> Task prompt:
Transcribe all of the material below word for word and leave out its pictures.

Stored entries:
======
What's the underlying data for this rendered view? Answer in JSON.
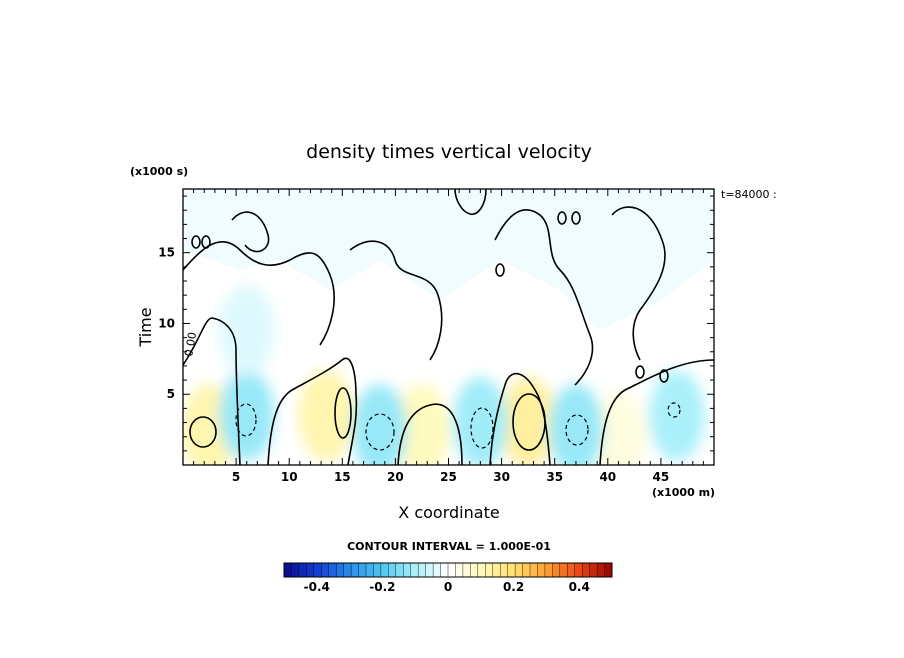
{
  "chart_data": {
    "type": "heatmap",
    "title": "density times vertical velocity",
    "xlabel": "X coordinate",
    "ylabel": "Time",
    "x_unit": "(x1000 m)",
    "y_unit": "(x1000 s)",
    "xlim": [
      0,
      50
    ],
    "ylim": [
      0,
      19.5
    ],
    "x_ticks": [
      5,
      10,
      15,
      20,
      25,
      30,
      35,
      40,
      45
    ],
    "y_ticks": [
      5,
      10,
      15
    ],
    "time_label": "t=84000 :",
    "contour_interval_text": "CONTOUR INTERVAL = 1.000E-01",
    "contour_interval": 0.1,
    "contour_zero_label": "0.00",
    "colorbar": {
      "min": -0.5,
      "max": 0.5,
      "tick_values": [
        -0.4,
        -0.2,
        0,
        0.2,
        0.4
      ],
      "tick_labels": [
        "-0.4",
        "-0.2",
        "0",
        "0.2",
        "0.4"
      ]
    },
    "positive_cells": [
      {
        "x": 2.5,
        "t": 2.5,
        "value": 0.12
      },
      {
        "x": 13.5,
        "t": 3.5,
        "value": 0.12
      },
      {
        "x": 22.5,
        "t": 2.5,
        "value": 0.1
      },
      {
        "x": 32.5,
        "t": 3.0,
        "value": 0.14
      },
      {
        "x": 41.0,
        "t": 2.0,
        "value": 0.05
      }
    ],
    "negative_cells": [
      {
        "x": 6.0,
        "t": 3.5,
        "value": -0.12
      },
      {
        "x": 18.5,
        "t": 2.5,
        "value": -0.12
      },
      {
        "x": 28.0,
        "t": 3.0,
        "value": -0.11
      },
      {
        "x": 37.0,
        "t": 2.5,
        "value": -0.12
      },
      {
        "x": 46.5,
        "t": 3.5,
        "value": -0.1
      },
      {
        "x": 6.0,
        "t": 9.5,
        "value": -0.04
      }
    ]
  }
}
======
> Result:
What's the underlying data for this rendered view? Answer in JSON.
{
  "chart_data": {
    "type": "heatmap",
    "title": "density times vertical velocity",
    "xlabel": "X coordinate",
    "ylabel": "Time",
    "x_unit": "(x1000 m)",
    "y_unit": "(x1000 s)",
    "xlim": [
      0,
      50
    ],
    "ylim": [
      0,
      19.5
    ],
    "x_ticks": [
      5,
      10,
      15,
      20,
      25,
      30,
      35,
      40,
      45
    ],
    "y_ticks": [
      5,
      10,
      15
    ],
    "time_label": "t=84000 :",
    "contour_interval_text": "CONTOUR INTERVAL = 1.000E-01",
    "contour_interval": 0.1,
    "contour_zero_label": "0.00",
    "colorbar": {
      "min": -0.5,
      "max": 0.5,
      "tick_values": [
        -0.4,
        -0.2,
        0,
        0.2,
        0.4
      ],
      "tick_labels": [
        "-0.4",
        "-0.2",
        "0",
        "0.2",
        "0.4"
      ]
    },
    "positive_cells": [
      {
        "x": 2.5,
        "t": 2.5,
        "value": 0.12
      },
      {
        "x": 13.5,
        "t": 3.5,
        "value": 0.12
      },
      {
        "x": 22.5,
        "t": 2.5,
        "value": 0.1
      },
      {
        "x": 32.5,
        "t": 3.0,
        "value": 0.14
      },
      {
        "x": 41.0,
        "t": 2.0,
        "value": 0.05
      }
    ],
    "negative_cells": [
      {
        "x": 6.0,
        "t": 3.5,
        "value": -0.12
      },
      {
        "x": 18.5,
        "t": 2.5,
        "value": -0.12
      },
      {
        "x": 28.0,
        "t": 3.0,
        "value": -0.11
      },
      {
        "x": 37.0,
        "t": 2.5,
        "value": -0.12
      },
      {
        "x": 46.5,
        "t": 3.5,
        "value": -0.1
      },
      {
        "x": 6.0,
        "t": 9.5,
        "value": -0.04
      }
    ]
  }
}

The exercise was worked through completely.